* **RECORD SET**
⟨

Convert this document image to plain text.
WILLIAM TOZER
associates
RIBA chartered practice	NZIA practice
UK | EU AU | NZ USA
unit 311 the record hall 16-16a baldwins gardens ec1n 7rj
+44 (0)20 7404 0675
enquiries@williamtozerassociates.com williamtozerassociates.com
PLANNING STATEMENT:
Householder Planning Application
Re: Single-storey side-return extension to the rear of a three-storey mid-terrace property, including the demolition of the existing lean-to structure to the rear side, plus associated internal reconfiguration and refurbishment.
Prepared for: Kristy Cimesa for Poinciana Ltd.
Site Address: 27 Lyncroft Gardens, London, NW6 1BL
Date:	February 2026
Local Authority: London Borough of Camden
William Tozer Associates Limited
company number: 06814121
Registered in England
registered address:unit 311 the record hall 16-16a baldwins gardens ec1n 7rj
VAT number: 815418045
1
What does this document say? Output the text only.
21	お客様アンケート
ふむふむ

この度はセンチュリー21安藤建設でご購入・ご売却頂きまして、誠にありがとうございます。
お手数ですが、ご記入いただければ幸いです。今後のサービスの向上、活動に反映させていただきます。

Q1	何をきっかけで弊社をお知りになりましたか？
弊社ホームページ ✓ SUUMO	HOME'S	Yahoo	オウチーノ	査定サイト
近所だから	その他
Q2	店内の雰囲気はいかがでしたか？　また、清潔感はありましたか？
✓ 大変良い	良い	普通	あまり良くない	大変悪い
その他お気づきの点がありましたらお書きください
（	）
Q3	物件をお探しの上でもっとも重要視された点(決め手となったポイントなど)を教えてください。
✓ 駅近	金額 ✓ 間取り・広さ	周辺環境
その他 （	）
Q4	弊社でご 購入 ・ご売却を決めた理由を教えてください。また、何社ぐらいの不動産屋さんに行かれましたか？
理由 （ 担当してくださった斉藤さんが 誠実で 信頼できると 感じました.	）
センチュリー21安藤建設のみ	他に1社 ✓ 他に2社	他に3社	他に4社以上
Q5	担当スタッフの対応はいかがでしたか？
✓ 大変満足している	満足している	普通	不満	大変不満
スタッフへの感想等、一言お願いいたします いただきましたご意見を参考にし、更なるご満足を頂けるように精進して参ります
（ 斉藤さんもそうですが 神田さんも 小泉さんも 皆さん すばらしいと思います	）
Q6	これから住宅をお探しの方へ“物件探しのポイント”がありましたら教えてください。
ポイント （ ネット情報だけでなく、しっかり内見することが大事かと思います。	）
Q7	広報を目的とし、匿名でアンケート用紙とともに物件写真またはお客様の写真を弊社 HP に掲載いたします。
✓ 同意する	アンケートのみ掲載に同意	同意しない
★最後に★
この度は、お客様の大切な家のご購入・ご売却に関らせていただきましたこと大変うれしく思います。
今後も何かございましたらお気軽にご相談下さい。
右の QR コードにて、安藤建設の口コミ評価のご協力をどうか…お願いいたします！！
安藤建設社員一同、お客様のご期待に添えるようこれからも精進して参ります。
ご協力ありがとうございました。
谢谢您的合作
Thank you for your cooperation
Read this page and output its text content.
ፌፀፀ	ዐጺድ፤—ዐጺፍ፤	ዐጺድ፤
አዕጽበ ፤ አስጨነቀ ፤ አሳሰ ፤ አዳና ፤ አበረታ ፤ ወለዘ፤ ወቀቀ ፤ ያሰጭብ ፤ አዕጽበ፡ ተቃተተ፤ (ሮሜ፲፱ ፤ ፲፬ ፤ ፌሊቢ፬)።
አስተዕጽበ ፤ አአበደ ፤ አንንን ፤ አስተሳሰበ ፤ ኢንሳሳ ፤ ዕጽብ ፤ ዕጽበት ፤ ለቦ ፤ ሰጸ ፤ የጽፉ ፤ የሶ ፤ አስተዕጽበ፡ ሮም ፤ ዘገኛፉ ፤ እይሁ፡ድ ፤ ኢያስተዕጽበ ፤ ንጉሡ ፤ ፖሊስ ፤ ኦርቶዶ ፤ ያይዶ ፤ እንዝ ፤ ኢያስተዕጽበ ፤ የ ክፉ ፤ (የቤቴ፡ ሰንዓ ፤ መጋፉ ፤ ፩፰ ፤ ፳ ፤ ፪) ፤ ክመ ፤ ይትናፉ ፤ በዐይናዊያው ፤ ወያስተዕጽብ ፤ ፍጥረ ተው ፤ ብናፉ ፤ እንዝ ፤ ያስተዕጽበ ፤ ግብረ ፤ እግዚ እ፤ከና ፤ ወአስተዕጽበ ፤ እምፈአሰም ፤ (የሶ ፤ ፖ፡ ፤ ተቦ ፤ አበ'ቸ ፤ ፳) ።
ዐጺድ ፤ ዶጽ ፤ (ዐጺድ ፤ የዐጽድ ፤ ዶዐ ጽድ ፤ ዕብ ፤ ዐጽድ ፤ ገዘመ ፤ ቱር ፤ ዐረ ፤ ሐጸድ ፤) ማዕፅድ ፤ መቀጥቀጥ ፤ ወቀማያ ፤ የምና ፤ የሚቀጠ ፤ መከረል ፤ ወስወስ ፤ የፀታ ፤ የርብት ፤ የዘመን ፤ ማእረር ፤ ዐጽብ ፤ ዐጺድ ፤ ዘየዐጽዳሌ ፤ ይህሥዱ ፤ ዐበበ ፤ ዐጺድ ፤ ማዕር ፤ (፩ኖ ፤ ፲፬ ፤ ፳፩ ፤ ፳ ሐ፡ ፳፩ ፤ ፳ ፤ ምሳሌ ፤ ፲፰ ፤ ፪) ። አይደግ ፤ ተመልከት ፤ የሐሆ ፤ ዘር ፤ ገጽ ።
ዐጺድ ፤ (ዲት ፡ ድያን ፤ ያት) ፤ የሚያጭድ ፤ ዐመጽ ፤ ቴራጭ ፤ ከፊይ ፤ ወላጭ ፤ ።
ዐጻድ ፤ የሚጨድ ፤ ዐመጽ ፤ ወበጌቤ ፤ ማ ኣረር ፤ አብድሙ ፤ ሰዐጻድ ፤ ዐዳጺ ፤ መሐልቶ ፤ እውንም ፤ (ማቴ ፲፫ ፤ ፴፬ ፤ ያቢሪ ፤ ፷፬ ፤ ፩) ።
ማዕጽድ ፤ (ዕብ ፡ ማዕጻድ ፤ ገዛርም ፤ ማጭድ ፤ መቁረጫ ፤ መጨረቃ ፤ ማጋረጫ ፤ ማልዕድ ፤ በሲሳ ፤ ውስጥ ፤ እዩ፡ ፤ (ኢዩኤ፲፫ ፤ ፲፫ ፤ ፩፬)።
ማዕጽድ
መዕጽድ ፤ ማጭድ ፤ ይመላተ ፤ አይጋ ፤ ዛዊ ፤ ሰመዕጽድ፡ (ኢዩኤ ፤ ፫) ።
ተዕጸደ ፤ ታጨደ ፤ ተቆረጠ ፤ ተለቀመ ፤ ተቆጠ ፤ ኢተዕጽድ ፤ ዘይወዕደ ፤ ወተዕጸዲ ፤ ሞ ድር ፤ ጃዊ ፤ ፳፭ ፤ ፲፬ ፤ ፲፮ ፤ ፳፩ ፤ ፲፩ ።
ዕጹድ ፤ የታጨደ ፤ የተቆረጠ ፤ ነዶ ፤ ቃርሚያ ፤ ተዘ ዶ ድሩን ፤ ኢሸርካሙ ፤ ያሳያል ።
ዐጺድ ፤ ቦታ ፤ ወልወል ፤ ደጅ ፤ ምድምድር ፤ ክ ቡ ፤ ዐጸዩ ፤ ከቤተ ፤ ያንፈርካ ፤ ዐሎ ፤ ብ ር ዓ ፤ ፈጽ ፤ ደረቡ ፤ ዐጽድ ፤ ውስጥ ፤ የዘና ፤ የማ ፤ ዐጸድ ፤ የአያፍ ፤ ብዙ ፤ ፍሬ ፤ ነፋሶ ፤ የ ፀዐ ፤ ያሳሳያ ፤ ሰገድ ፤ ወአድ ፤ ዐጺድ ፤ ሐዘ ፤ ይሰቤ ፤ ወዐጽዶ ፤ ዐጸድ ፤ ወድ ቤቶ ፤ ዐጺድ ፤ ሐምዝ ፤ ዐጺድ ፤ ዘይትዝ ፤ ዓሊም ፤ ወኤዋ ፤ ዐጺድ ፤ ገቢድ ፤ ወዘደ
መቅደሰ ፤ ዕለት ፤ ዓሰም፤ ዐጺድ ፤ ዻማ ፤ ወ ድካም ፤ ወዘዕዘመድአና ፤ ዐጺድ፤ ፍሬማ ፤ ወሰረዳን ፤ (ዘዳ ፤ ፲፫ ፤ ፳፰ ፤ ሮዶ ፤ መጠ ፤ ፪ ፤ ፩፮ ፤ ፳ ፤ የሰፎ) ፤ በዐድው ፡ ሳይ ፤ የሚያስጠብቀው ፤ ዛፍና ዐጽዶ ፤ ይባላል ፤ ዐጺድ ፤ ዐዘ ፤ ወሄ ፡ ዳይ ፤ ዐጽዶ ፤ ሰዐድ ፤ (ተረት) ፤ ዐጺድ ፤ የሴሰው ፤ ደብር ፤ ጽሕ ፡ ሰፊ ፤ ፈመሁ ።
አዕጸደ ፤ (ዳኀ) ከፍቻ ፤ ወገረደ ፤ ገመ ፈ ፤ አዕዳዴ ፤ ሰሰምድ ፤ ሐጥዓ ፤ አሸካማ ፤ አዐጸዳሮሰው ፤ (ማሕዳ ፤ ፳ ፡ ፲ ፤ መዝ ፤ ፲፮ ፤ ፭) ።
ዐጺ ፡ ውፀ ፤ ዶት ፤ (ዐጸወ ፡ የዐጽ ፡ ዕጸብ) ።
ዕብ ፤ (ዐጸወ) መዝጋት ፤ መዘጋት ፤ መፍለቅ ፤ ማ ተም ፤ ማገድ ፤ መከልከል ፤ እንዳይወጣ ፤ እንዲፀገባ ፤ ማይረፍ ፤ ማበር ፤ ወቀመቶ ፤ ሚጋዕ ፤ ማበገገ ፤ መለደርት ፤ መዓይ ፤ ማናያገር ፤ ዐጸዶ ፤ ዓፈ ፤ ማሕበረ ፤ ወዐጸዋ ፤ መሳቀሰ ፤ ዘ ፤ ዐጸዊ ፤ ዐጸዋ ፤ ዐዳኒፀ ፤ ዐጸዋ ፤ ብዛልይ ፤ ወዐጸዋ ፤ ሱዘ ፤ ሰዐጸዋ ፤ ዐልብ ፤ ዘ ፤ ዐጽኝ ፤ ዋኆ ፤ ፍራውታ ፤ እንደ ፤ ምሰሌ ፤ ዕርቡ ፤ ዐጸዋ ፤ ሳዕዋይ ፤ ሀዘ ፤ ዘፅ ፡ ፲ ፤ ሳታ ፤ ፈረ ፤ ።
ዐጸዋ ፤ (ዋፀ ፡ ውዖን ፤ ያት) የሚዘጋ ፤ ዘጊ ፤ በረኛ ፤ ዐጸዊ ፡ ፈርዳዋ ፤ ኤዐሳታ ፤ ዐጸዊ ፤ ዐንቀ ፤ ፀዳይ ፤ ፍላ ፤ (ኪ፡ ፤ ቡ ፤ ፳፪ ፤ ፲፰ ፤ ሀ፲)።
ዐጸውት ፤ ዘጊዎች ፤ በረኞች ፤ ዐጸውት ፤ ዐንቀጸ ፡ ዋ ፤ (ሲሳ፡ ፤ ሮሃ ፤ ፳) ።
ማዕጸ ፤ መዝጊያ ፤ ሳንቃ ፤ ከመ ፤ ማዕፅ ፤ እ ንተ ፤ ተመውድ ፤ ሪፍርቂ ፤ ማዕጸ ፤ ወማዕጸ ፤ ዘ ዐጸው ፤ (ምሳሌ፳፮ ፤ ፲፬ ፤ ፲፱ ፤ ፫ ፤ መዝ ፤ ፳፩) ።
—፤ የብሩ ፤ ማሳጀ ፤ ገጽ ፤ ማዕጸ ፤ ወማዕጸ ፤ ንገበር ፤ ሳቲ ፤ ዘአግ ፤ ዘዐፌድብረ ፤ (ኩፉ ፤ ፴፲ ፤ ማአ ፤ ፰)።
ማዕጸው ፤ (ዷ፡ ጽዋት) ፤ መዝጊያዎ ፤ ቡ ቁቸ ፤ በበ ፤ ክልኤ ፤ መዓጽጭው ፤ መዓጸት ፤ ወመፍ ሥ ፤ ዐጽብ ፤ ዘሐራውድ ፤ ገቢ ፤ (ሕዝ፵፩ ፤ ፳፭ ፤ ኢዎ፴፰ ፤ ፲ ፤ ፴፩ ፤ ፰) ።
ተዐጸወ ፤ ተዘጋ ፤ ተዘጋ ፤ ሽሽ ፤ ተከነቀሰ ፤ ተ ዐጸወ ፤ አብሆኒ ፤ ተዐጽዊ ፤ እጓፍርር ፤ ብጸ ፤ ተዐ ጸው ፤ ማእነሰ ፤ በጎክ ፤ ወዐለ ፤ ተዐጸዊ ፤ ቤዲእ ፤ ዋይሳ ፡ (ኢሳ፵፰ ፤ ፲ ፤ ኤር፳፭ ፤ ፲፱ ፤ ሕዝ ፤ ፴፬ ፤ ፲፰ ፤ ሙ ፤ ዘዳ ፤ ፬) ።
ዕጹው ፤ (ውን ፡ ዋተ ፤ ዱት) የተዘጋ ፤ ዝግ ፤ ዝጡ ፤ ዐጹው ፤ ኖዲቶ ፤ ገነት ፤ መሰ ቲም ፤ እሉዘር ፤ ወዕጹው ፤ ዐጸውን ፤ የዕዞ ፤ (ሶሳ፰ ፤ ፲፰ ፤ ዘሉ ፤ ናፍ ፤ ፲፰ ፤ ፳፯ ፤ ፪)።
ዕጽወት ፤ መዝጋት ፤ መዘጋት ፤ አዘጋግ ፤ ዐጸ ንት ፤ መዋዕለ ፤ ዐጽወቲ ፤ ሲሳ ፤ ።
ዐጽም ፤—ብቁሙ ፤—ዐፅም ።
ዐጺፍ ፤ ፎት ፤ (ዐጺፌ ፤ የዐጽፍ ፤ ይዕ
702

⟩

* **GIVEN EXERCISE**
Where does the word "London" appear? Return each line that holds it.

* **SOLUTION TO THIS TASK**
Site Address: 27 Lyncroft Gardens, London, NW6 1BL
Local Authority: London Borough of Camden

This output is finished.